Directive: Look through the data below and work out how many lines contain the string "продвижения". Give the number alone.

Figure record listings:

+===+

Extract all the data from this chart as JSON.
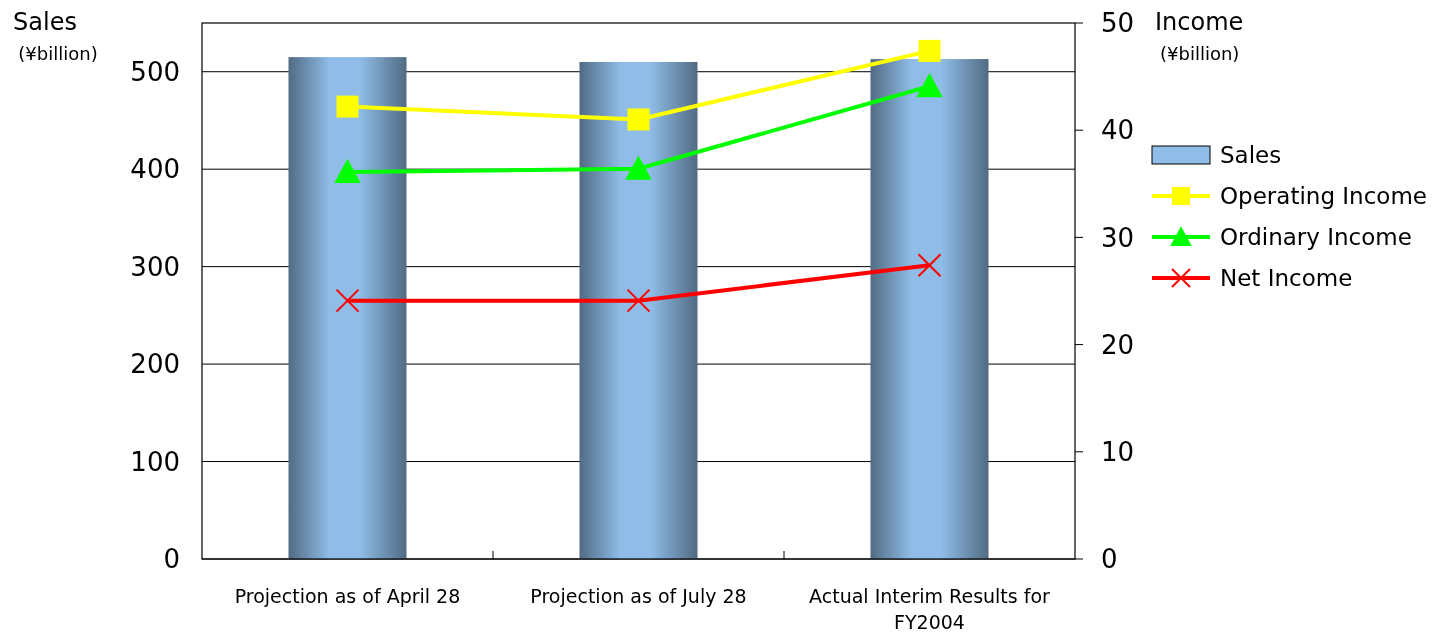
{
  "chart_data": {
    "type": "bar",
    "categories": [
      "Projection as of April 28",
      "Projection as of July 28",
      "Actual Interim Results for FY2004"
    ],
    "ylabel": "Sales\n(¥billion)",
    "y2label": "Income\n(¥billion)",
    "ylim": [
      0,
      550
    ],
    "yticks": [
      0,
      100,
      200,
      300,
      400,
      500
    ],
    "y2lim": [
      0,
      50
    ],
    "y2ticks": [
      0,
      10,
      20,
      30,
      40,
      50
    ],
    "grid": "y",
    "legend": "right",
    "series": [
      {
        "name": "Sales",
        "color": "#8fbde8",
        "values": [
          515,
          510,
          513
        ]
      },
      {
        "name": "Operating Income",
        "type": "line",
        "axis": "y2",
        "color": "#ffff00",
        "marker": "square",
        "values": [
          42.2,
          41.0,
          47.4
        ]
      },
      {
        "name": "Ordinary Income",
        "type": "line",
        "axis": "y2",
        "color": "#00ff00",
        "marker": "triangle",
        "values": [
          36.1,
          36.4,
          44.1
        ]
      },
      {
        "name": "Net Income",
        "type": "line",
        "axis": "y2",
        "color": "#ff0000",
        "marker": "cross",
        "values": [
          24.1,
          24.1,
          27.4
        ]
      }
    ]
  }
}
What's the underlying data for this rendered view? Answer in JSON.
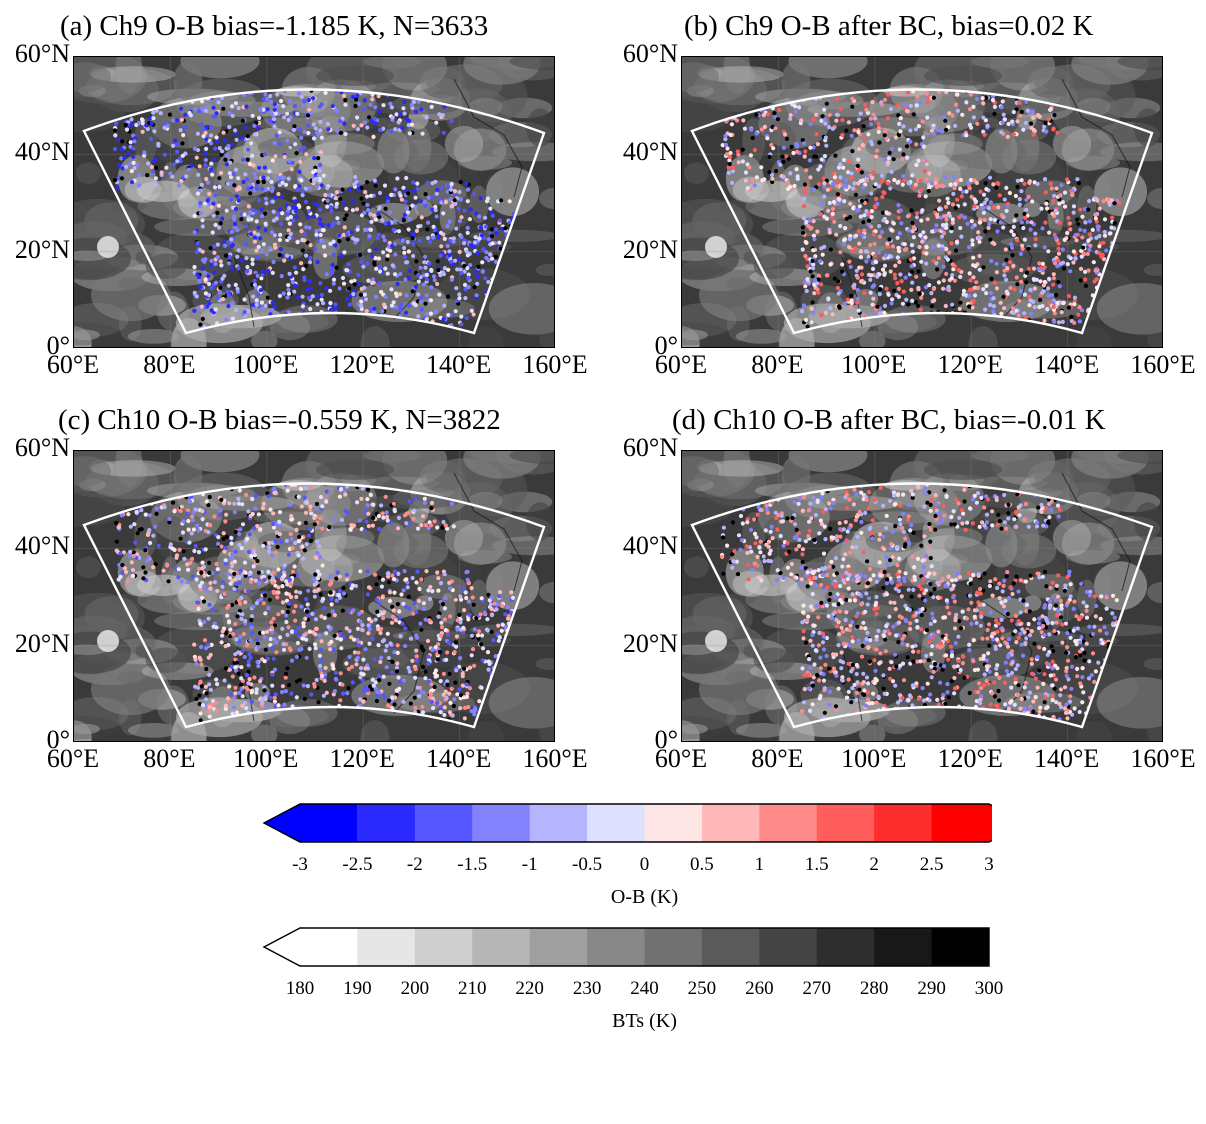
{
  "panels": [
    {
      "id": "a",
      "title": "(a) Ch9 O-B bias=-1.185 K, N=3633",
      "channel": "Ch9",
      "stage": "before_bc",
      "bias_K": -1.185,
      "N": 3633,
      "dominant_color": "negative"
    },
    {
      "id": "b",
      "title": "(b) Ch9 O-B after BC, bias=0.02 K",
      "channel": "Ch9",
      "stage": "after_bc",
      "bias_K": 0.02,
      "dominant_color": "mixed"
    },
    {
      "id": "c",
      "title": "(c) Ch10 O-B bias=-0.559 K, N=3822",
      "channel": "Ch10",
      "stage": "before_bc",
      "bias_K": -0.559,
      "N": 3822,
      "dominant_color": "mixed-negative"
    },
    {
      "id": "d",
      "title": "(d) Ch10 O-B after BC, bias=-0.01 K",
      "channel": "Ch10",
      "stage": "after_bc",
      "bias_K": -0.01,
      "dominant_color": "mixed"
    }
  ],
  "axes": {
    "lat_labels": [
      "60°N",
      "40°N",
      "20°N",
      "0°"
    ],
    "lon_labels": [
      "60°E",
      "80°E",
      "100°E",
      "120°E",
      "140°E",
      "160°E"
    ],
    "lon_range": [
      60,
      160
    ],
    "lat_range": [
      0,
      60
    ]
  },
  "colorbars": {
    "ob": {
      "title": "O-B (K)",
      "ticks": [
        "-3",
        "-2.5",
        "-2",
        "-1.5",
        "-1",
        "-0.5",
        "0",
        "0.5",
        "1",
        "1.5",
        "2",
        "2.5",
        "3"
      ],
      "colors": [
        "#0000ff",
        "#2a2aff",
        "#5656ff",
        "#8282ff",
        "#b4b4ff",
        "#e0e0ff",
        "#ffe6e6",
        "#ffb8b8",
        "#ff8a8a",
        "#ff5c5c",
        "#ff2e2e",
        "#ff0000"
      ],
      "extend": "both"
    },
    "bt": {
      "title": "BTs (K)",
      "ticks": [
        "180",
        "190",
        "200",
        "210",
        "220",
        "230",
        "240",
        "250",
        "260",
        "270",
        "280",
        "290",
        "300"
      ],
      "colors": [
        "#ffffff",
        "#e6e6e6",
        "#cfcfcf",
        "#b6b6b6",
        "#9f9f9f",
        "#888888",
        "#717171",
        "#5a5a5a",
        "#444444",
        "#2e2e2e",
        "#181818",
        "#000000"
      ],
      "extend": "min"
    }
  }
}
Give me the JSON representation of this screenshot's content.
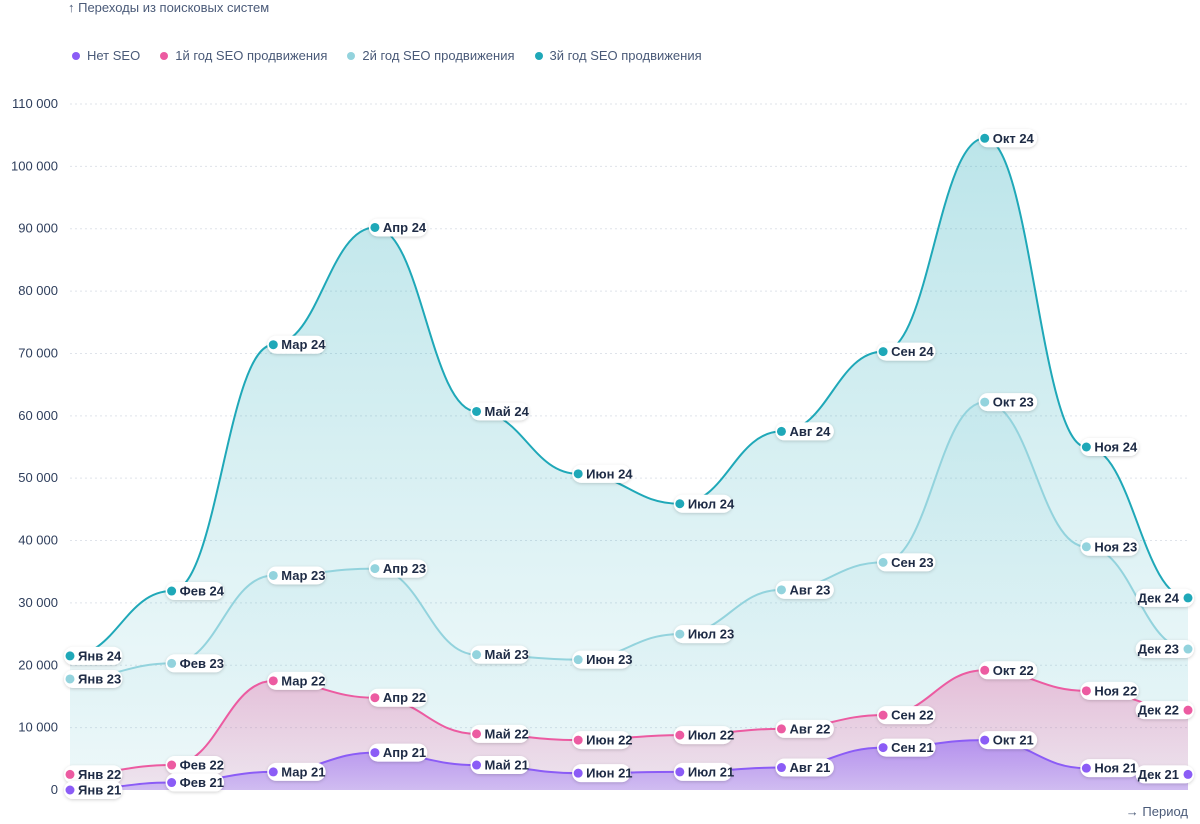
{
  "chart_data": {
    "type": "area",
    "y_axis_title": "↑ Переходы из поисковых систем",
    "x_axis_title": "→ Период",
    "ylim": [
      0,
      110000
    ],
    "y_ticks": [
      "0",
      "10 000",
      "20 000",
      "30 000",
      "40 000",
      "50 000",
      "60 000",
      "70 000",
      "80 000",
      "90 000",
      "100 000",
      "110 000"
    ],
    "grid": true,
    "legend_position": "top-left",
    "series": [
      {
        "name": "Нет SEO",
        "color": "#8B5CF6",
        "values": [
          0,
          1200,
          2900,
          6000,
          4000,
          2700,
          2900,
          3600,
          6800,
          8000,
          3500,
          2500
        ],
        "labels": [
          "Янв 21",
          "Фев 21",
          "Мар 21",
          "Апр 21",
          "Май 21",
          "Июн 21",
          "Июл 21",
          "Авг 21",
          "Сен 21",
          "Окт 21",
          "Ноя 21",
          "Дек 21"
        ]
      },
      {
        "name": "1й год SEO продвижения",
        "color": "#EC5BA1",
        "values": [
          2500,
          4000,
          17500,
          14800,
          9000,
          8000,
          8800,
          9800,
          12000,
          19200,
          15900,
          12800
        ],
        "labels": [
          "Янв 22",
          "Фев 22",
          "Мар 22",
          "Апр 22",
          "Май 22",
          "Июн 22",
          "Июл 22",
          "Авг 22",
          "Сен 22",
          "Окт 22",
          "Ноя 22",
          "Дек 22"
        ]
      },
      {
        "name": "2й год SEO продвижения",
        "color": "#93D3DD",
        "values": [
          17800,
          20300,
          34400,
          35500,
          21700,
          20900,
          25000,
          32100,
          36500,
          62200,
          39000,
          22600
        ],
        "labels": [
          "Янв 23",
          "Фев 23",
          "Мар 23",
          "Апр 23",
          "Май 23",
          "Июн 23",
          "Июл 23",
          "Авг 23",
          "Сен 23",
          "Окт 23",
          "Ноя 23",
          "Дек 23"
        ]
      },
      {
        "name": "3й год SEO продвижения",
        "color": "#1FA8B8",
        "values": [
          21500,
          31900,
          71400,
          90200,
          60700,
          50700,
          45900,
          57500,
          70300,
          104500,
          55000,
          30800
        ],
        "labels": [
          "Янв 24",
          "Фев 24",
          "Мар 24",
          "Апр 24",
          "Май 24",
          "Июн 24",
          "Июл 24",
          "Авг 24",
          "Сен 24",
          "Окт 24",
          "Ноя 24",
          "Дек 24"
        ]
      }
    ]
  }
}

+===+

Expected output: 3